What the exercise asks -
Reproduce, character for character, the lines of the records that begin with the line containing "side-followme[interactable] [28,270,52,294]" and continue through the line containing "model-checkbox[interactable]: 模型 [84,129,122,145]", including both of those lines.

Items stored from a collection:
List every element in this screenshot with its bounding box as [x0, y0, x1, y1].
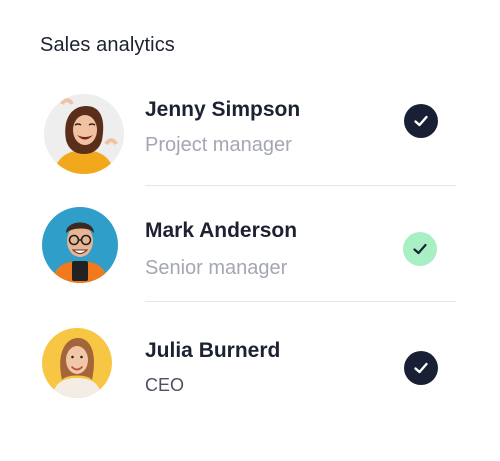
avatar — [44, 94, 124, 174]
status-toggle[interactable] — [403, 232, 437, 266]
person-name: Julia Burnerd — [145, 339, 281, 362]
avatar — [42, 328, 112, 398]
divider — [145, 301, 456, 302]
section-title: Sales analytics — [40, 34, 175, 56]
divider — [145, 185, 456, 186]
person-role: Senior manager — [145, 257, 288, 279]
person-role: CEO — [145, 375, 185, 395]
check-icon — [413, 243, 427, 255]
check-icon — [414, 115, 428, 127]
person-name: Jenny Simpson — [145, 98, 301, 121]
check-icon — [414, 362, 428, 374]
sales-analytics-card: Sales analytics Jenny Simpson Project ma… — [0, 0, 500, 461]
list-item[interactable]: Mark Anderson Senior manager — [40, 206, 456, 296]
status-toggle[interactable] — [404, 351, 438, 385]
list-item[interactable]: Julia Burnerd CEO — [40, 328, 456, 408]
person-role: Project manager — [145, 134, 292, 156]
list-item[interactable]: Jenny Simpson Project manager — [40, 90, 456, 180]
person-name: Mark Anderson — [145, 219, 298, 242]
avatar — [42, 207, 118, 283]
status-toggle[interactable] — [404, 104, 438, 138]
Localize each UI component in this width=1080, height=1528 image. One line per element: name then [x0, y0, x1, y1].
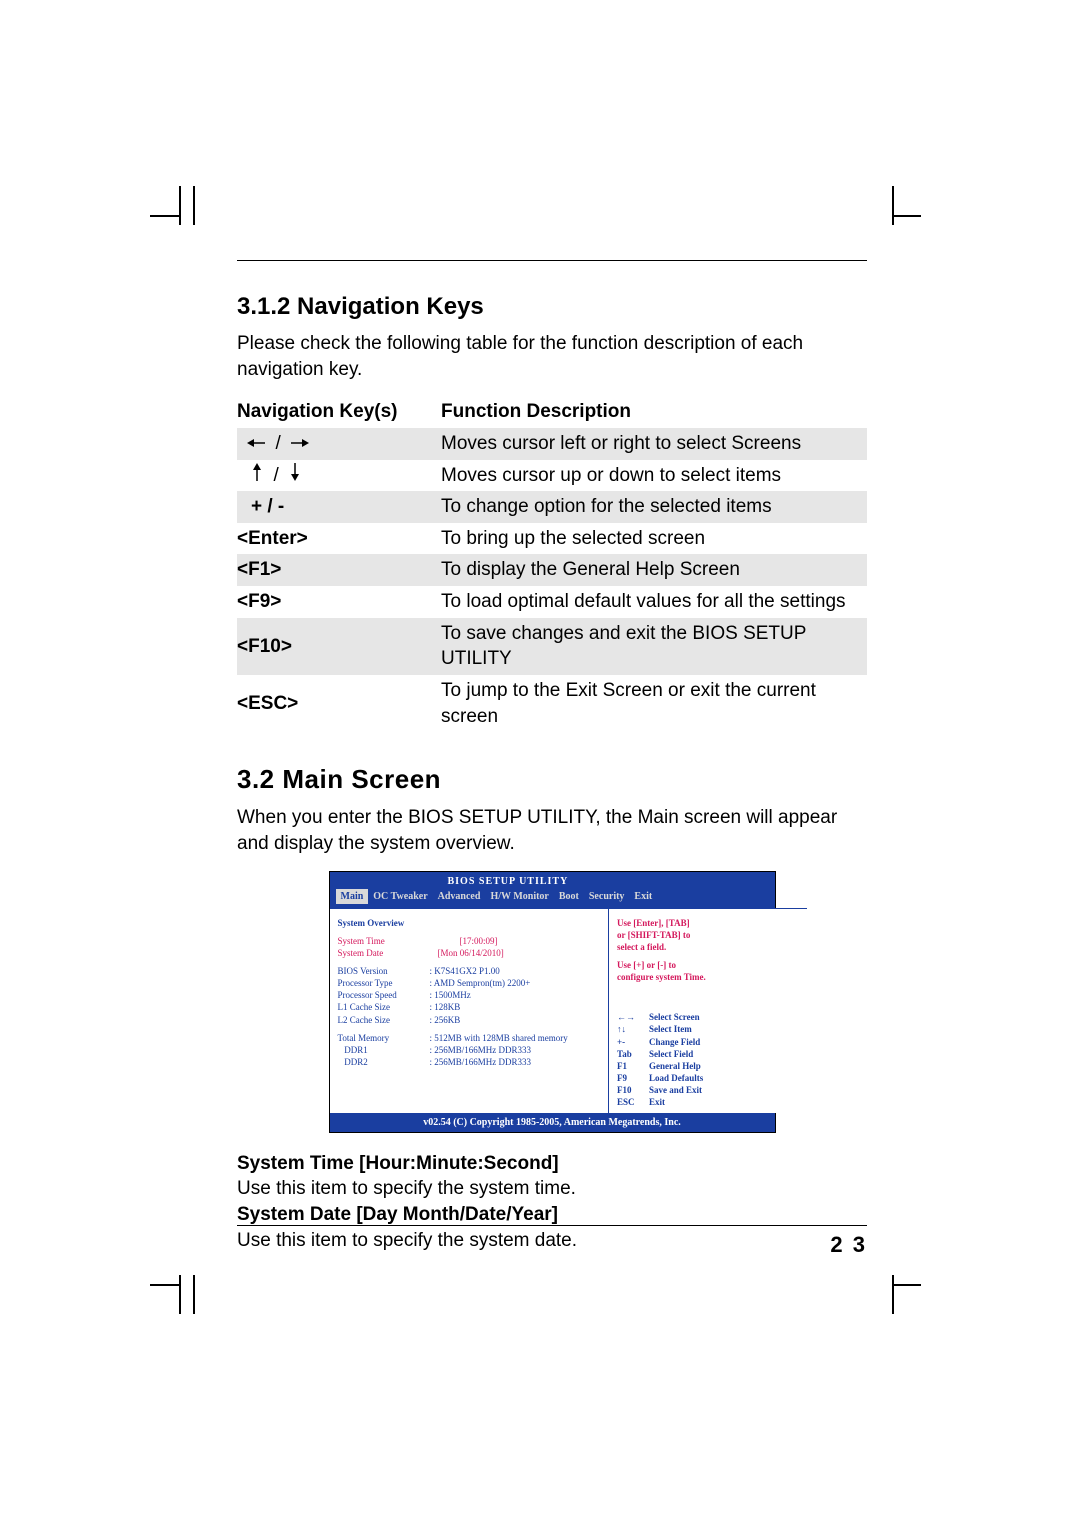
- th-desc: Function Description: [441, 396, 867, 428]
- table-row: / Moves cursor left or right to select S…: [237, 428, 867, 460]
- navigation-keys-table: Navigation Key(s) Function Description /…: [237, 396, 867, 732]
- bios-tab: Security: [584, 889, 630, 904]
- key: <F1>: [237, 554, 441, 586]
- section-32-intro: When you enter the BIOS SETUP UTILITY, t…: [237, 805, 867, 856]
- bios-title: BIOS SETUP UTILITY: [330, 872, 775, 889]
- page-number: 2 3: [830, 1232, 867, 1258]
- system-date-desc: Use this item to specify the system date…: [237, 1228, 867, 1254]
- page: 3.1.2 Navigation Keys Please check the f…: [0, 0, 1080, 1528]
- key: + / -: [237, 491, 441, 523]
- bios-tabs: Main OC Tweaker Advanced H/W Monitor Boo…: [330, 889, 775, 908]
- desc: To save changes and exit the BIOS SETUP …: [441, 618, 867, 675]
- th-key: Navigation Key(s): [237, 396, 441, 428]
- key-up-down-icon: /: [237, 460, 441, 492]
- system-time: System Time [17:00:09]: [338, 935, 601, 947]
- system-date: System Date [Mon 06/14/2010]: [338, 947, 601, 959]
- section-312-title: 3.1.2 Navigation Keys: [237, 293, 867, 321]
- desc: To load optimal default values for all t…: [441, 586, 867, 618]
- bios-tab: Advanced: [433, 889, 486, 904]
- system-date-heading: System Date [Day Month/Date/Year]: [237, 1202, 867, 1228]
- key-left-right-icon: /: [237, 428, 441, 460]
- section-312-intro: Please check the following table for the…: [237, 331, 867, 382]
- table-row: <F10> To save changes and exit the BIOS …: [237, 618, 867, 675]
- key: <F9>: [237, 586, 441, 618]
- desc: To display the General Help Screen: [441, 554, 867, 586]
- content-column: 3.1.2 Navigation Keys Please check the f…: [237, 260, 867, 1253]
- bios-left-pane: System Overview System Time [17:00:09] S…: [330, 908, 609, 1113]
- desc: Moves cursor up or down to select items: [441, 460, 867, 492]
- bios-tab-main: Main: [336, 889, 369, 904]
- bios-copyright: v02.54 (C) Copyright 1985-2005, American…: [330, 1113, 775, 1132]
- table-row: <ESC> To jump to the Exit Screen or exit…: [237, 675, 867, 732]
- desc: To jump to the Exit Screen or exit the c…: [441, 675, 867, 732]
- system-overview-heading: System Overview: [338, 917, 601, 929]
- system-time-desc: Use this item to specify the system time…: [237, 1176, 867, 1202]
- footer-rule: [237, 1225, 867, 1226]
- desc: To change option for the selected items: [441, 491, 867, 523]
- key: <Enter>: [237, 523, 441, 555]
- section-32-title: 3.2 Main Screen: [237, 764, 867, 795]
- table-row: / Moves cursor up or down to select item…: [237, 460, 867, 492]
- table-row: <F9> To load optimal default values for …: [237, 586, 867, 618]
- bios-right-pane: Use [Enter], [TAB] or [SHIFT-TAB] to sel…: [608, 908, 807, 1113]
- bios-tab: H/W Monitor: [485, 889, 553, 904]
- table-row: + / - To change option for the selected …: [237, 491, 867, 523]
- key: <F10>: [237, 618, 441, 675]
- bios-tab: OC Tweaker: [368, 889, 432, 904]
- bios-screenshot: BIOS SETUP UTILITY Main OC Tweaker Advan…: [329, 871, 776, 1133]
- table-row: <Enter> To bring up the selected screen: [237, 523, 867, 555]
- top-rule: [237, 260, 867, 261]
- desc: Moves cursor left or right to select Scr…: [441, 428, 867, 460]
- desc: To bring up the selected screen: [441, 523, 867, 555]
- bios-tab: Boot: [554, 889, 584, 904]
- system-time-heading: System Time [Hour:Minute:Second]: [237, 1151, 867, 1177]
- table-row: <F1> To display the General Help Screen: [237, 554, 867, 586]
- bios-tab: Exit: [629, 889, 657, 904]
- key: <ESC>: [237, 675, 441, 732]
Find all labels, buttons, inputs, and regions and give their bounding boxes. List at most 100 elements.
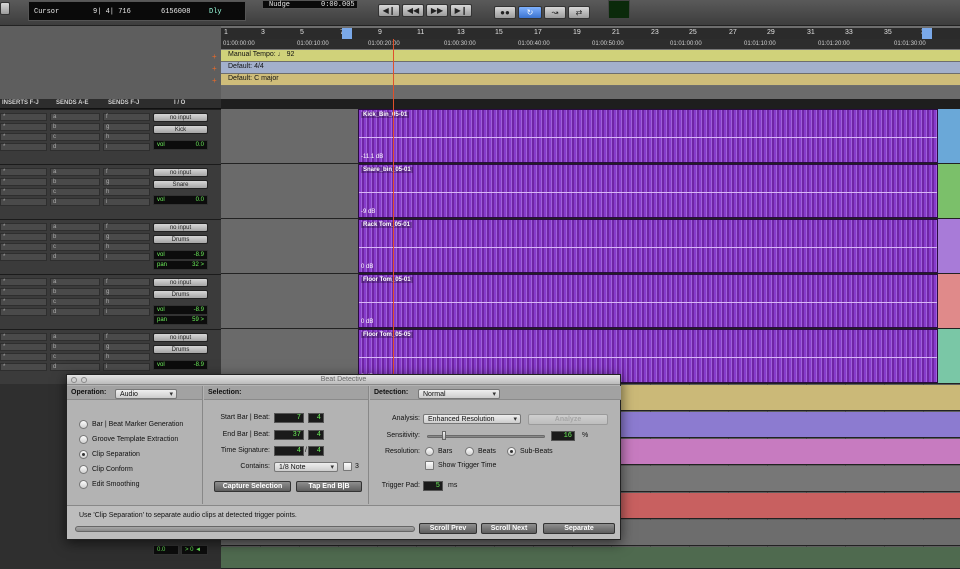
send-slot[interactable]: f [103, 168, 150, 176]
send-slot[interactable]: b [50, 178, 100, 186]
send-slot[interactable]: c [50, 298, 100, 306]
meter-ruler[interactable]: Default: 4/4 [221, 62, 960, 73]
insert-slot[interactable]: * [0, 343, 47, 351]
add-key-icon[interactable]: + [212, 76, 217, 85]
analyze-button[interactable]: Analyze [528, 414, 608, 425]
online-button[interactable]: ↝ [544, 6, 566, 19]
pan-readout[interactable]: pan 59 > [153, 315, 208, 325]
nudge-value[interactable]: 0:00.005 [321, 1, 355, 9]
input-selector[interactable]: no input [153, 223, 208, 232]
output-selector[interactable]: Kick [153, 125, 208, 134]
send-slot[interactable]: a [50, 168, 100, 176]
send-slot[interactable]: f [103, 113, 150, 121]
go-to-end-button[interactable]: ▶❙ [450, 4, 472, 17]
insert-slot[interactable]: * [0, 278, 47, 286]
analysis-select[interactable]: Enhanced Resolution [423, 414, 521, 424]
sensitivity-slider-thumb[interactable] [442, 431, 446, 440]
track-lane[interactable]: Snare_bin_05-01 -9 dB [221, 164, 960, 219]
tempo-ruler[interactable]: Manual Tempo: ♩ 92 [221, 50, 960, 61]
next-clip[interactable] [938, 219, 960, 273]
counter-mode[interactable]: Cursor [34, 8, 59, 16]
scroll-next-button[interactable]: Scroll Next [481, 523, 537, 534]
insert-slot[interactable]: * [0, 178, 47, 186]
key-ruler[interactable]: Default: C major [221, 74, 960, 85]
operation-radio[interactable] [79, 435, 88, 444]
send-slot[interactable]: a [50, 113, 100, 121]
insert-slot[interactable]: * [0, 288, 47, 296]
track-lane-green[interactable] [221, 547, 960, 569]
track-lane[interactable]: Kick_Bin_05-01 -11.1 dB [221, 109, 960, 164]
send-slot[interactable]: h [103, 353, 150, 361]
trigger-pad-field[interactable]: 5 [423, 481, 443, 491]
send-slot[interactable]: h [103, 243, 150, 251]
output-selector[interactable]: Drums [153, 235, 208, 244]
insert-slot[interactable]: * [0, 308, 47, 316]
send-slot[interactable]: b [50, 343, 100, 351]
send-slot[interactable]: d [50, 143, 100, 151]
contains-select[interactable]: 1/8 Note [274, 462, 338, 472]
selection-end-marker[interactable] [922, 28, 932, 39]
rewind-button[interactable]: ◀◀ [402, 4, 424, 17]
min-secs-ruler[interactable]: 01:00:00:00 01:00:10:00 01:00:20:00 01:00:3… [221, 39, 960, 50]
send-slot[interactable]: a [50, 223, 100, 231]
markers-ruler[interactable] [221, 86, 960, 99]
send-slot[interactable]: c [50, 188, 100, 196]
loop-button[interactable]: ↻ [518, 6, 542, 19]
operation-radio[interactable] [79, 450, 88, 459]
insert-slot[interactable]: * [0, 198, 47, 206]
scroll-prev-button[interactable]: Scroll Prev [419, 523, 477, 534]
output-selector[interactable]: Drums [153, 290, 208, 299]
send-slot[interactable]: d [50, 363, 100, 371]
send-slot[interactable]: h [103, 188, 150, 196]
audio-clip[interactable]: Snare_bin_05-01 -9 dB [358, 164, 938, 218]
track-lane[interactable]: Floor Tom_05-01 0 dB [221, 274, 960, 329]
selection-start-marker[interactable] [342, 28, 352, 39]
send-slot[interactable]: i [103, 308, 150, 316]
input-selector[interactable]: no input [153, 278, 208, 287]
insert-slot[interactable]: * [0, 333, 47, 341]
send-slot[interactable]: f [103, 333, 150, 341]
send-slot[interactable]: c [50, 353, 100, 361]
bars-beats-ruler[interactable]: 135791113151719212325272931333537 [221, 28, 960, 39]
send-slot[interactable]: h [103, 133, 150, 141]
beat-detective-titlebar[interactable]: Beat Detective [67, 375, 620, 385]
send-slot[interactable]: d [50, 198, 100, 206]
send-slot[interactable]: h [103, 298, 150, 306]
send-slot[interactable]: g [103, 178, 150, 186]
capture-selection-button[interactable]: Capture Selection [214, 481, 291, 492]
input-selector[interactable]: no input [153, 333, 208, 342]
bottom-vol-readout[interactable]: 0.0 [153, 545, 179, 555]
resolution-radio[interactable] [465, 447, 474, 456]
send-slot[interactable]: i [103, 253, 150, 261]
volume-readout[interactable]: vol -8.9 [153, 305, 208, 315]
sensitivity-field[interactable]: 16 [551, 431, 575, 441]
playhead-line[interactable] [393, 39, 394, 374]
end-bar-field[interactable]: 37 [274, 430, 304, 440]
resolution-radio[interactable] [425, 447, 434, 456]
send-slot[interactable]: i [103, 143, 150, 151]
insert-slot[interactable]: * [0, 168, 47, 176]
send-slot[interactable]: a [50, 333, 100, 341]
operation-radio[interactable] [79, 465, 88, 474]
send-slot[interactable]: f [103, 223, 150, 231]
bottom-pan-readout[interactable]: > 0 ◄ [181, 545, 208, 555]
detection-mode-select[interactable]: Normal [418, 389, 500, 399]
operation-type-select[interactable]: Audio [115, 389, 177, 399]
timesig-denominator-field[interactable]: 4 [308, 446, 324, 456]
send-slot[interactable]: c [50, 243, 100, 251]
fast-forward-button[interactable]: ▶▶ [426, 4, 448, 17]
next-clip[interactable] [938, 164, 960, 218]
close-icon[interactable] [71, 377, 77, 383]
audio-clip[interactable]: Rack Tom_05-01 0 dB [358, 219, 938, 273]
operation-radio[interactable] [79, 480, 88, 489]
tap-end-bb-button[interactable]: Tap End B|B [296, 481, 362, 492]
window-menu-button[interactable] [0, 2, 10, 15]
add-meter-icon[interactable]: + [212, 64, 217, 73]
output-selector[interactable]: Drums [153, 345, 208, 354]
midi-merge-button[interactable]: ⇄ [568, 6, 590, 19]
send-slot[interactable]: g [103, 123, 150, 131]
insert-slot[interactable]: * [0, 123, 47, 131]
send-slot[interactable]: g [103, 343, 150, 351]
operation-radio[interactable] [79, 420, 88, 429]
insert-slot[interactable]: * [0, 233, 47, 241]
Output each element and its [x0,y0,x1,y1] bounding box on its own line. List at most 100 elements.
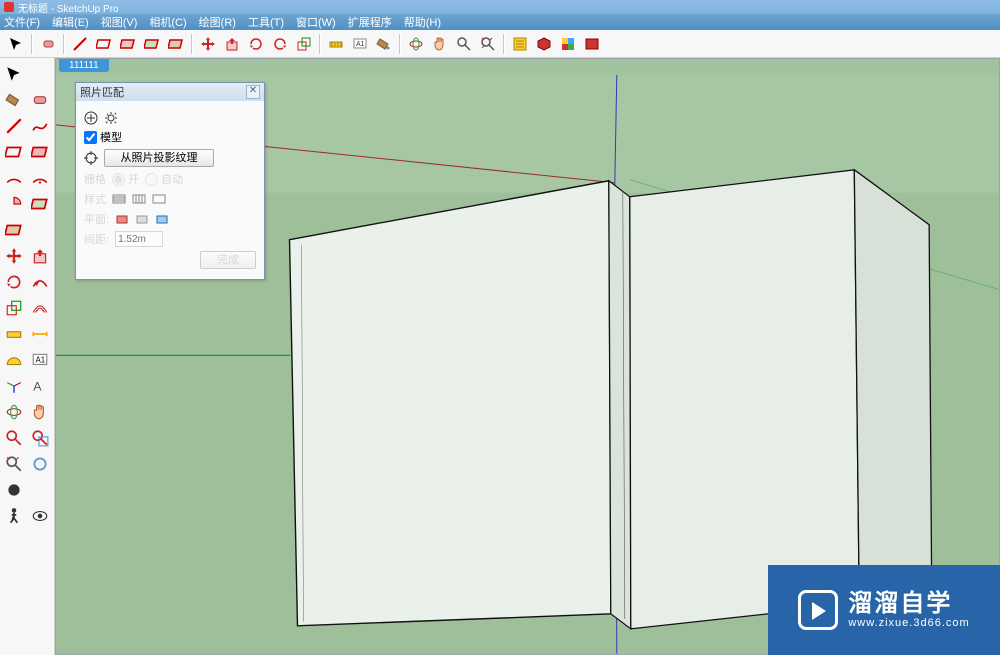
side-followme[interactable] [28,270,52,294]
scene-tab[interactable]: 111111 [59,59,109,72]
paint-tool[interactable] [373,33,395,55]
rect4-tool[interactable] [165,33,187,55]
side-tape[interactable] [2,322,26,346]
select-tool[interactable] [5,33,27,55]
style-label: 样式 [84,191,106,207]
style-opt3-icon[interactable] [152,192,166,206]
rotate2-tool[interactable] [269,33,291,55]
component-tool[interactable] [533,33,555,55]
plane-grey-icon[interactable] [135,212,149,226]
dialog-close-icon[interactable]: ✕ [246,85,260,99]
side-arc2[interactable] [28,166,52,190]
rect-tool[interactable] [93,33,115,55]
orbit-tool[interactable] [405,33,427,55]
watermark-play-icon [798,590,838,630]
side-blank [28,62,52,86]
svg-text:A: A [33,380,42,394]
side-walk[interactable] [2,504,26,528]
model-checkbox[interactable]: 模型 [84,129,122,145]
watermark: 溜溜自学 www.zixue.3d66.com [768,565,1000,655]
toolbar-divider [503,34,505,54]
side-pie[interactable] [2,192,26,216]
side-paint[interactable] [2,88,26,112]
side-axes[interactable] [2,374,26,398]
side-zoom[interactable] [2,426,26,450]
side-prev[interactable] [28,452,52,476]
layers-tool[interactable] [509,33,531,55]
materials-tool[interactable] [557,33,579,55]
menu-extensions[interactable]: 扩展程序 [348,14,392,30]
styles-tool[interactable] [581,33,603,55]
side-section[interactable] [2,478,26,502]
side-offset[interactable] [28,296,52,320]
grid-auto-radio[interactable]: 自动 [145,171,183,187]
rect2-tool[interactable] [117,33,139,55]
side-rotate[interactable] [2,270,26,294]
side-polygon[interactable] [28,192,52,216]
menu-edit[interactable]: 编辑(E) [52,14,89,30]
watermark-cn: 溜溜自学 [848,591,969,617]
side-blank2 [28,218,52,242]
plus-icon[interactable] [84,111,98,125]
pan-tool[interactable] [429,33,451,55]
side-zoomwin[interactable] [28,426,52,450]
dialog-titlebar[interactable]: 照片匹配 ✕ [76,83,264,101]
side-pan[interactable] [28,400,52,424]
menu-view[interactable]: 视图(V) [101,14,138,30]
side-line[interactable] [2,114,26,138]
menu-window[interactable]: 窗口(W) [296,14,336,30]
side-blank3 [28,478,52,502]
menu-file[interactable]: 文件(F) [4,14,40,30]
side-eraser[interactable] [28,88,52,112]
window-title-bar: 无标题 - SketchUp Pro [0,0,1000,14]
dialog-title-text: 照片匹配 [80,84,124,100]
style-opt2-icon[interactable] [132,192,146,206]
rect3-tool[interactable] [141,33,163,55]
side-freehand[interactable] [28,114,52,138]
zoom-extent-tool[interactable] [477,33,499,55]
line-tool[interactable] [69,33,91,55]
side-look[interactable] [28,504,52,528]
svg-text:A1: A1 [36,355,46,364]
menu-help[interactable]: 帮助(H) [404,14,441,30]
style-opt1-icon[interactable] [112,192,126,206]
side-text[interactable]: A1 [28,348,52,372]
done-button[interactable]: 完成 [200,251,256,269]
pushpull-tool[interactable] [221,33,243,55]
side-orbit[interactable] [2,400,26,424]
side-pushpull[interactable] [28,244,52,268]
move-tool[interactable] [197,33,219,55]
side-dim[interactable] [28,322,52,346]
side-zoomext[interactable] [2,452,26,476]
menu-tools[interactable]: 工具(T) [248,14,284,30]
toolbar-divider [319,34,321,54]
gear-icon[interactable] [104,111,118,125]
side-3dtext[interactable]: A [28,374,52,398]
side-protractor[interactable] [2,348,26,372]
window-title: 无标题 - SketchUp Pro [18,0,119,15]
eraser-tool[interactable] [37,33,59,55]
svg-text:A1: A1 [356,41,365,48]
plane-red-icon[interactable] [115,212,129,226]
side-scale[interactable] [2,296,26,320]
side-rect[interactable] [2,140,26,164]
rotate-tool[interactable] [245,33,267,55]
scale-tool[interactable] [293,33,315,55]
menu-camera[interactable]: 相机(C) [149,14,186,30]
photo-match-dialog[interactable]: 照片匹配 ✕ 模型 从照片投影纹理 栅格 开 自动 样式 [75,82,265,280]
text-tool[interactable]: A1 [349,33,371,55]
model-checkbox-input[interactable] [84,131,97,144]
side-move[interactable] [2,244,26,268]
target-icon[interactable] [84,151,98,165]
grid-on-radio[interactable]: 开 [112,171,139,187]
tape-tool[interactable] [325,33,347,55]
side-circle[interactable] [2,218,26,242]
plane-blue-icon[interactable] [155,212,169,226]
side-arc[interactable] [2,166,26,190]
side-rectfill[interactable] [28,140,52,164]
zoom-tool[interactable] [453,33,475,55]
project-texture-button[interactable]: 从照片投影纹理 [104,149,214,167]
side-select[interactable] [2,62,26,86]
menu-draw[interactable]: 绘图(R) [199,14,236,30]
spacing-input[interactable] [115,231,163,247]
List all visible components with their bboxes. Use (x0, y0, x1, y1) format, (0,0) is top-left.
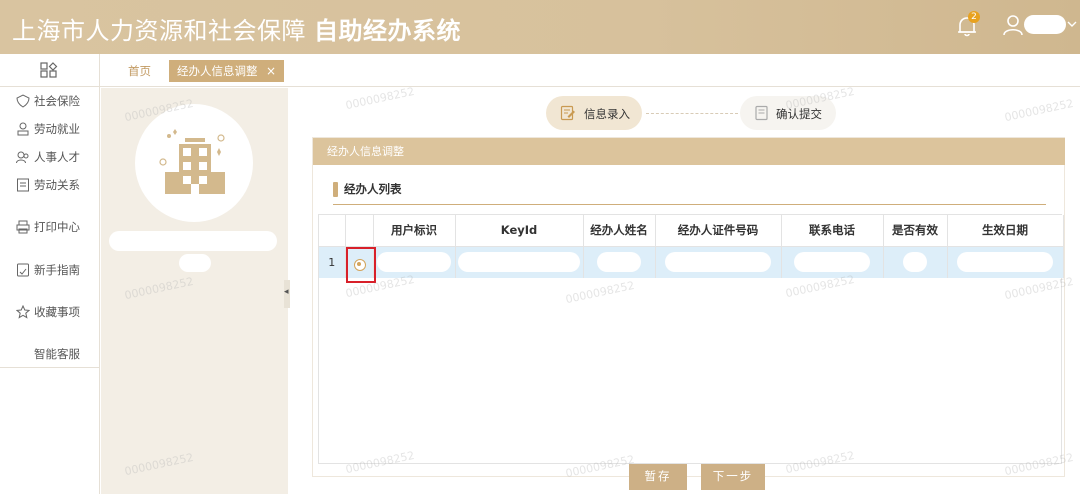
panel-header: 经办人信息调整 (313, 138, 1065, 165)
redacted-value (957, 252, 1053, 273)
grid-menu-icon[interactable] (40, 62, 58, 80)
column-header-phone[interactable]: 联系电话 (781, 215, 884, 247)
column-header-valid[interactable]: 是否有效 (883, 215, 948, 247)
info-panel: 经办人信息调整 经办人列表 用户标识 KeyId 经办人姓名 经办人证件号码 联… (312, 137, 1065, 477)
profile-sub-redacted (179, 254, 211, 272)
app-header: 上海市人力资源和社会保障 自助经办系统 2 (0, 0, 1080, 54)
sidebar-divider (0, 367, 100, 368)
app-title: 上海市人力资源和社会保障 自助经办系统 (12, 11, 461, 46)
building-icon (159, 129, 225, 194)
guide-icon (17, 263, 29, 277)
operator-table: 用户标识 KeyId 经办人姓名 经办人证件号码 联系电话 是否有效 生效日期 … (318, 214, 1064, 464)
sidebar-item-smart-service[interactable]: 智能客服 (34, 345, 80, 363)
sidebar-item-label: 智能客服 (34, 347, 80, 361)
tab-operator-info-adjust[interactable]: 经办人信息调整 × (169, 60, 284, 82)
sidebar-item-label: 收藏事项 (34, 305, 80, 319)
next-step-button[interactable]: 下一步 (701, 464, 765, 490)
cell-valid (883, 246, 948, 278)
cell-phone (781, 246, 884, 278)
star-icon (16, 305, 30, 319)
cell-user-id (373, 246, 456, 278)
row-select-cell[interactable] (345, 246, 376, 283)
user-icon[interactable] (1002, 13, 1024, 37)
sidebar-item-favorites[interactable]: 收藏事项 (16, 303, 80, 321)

Expected answer -
side-followme[interactable] [28,270,52,294]
scene-tab[interactable]: 111111 [59,59,109,72]
paint-tool[interactable] [373,33,395,55]
rect4-tool[interactable] [165,33,187,55]
side-tape[interactable] [2,322,26,346]
select-tool[interactable] [5,33,27,55]
style-label: 样式 [84,191,106,207]
style-opt3-icon[interactable] [152,192,166,206]
rotate2-tool[interactable] [269,33,291,55]
component-tool[interactable] [533,33,555,55]
plane-grey-icon[interactable] [135,212,149,226]
dialog-close-icon[interactable]: ✕ [246,85,260,99]
side-arc2[interactable] [28,166,52,190]
rect-tool[interactable] [93,33,115,55]
orbit-tool[interactable] [405,33,427,55]
watermark-play-icon [798,590,838,630]
side-blank [28,62,52,86]
svg-text:A: A [33,380,42,394]
side-walk[interactable] [2,504,26,528]
model-checkbox[interactable]: 模型 [84,129,122,145]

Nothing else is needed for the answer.